● Direction
Search the listing below for the word "name" and copy each line that holds it.

● Rows
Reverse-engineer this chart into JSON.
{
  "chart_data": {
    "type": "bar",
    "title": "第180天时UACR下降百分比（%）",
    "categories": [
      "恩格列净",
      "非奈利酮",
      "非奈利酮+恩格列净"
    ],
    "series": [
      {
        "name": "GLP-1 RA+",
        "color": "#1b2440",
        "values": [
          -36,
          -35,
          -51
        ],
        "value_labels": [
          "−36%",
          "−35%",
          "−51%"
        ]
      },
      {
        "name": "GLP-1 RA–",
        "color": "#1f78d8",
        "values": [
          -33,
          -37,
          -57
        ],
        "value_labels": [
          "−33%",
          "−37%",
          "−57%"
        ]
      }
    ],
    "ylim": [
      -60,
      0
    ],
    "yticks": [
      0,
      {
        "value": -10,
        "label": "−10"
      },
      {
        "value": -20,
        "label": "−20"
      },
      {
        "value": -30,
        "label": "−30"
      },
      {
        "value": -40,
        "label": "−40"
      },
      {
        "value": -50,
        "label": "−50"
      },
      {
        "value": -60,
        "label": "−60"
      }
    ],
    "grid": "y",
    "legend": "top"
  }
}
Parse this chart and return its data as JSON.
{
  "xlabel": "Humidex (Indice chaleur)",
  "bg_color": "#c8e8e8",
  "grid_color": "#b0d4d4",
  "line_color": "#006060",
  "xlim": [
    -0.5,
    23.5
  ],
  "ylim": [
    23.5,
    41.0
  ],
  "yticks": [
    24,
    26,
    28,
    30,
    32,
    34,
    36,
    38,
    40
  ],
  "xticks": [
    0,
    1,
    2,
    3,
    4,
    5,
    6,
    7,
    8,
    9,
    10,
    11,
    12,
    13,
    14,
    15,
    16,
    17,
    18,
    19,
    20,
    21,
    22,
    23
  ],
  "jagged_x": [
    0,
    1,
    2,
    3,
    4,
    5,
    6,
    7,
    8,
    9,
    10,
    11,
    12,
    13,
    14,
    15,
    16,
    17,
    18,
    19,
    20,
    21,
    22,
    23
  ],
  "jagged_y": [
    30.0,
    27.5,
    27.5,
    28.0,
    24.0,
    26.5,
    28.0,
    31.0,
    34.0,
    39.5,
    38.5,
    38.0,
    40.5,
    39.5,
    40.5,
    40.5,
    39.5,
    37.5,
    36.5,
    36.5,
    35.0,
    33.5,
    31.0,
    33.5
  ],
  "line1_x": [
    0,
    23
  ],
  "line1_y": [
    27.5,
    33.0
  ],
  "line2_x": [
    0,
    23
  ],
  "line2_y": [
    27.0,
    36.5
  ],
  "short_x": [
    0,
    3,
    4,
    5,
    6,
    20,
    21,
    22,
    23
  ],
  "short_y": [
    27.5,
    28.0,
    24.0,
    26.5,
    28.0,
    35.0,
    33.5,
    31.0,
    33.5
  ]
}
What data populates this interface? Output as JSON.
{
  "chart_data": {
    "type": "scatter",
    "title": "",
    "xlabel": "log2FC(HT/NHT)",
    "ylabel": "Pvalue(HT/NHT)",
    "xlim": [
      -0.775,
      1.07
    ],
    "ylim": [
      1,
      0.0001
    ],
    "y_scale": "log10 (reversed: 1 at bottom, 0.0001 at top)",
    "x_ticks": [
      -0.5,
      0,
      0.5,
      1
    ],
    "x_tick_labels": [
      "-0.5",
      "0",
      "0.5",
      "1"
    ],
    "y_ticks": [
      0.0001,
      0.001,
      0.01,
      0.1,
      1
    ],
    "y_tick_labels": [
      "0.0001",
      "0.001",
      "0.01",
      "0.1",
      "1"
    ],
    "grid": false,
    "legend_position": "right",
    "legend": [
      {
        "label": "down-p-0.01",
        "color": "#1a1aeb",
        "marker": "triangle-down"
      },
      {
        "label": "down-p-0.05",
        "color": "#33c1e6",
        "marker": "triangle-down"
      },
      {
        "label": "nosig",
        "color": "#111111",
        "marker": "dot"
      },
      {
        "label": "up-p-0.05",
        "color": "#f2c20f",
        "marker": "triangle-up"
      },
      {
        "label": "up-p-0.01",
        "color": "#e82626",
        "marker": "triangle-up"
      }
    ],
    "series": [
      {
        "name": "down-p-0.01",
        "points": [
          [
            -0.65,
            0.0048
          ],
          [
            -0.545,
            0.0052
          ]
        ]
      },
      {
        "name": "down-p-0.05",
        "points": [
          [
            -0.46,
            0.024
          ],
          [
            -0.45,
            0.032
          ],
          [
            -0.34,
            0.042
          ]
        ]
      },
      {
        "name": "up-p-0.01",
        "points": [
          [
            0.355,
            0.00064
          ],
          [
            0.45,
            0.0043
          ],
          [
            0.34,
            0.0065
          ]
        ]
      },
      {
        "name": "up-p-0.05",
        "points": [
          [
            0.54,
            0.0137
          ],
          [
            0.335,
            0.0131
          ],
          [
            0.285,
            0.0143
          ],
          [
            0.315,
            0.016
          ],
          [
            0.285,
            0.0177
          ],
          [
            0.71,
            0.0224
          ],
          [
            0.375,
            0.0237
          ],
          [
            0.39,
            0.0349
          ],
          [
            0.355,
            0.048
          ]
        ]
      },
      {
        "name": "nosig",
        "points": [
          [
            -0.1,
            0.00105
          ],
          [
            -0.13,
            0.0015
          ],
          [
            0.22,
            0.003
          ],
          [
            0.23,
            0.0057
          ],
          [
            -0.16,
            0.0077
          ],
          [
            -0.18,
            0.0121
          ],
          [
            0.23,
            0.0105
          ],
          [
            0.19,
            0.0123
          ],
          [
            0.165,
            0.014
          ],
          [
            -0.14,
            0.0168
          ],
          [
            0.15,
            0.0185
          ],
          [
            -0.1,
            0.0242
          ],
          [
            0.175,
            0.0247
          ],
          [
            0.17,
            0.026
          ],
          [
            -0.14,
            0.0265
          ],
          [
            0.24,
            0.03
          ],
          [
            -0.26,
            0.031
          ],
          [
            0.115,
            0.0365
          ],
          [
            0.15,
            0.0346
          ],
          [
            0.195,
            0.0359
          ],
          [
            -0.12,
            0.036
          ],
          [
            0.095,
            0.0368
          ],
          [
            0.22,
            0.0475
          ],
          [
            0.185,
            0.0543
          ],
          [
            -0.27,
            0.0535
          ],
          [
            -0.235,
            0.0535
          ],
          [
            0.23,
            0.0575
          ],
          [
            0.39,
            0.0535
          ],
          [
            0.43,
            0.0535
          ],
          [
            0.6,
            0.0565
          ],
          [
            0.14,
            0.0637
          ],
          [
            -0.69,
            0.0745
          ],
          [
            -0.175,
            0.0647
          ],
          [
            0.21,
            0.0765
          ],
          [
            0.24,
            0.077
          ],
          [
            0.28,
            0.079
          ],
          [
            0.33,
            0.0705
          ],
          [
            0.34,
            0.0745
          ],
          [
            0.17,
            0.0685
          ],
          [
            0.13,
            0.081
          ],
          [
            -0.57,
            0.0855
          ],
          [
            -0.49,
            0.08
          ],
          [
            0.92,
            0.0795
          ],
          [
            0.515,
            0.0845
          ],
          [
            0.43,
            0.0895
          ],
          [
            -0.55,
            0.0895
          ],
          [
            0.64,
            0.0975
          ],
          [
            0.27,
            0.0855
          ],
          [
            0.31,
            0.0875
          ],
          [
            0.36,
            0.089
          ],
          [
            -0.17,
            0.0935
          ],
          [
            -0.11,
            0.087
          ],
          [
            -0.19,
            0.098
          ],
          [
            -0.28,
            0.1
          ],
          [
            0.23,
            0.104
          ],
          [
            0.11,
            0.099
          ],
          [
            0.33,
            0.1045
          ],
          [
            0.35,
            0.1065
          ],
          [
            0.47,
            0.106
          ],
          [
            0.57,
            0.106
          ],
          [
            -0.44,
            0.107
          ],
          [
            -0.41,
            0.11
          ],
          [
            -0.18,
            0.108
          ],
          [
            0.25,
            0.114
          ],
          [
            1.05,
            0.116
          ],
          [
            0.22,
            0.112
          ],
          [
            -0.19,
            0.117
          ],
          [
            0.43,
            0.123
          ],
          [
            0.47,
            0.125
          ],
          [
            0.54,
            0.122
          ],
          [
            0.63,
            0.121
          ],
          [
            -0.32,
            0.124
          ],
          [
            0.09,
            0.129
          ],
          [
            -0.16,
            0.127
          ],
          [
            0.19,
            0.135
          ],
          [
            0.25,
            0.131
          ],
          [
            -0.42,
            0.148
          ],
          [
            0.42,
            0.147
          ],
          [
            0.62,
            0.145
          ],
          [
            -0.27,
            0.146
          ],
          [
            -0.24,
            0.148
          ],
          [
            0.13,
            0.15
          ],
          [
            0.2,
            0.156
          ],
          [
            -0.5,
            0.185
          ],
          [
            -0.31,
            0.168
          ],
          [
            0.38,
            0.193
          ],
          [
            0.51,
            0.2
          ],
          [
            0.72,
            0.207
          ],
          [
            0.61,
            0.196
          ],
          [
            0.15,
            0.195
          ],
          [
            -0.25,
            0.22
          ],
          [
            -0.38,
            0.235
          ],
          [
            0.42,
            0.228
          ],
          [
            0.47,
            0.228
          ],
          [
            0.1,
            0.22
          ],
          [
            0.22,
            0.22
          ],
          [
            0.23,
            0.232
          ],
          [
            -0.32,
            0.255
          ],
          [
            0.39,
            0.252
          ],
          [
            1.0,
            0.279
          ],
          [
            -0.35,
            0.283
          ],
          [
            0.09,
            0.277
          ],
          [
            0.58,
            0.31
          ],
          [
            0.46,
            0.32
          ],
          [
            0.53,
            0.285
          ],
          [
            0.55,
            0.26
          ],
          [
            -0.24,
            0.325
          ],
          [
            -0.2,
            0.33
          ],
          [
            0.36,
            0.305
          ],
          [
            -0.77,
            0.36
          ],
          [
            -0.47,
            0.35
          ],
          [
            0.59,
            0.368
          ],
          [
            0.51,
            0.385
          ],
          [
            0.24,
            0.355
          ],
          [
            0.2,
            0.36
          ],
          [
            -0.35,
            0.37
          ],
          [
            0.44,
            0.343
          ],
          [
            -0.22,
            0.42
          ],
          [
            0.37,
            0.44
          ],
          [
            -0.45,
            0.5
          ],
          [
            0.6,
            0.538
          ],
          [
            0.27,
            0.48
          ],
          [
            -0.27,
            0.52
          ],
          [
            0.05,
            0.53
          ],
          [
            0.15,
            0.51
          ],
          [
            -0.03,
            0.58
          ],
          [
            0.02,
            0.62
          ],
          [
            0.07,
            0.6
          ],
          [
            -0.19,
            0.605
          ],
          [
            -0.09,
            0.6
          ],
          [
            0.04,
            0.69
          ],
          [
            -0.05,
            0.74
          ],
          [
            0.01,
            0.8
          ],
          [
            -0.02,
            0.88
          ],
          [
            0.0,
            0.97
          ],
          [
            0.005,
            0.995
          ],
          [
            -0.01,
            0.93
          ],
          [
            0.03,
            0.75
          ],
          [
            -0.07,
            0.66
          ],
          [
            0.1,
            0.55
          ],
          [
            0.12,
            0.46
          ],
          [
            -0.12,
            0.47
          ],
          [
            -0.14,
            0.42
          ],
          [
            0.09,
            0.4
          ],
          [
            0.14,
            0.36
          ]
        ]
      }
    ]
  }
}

● Solution to the problem
        "name": "GLP-1 RA+",
        "name": "GLP-1 RA–",
        "name": "down-p-0.01",
        "name": "down-p-0.05",
        "name": "up-p-0.01",
        "name": "up-p-0.05",
        "name": "nosig",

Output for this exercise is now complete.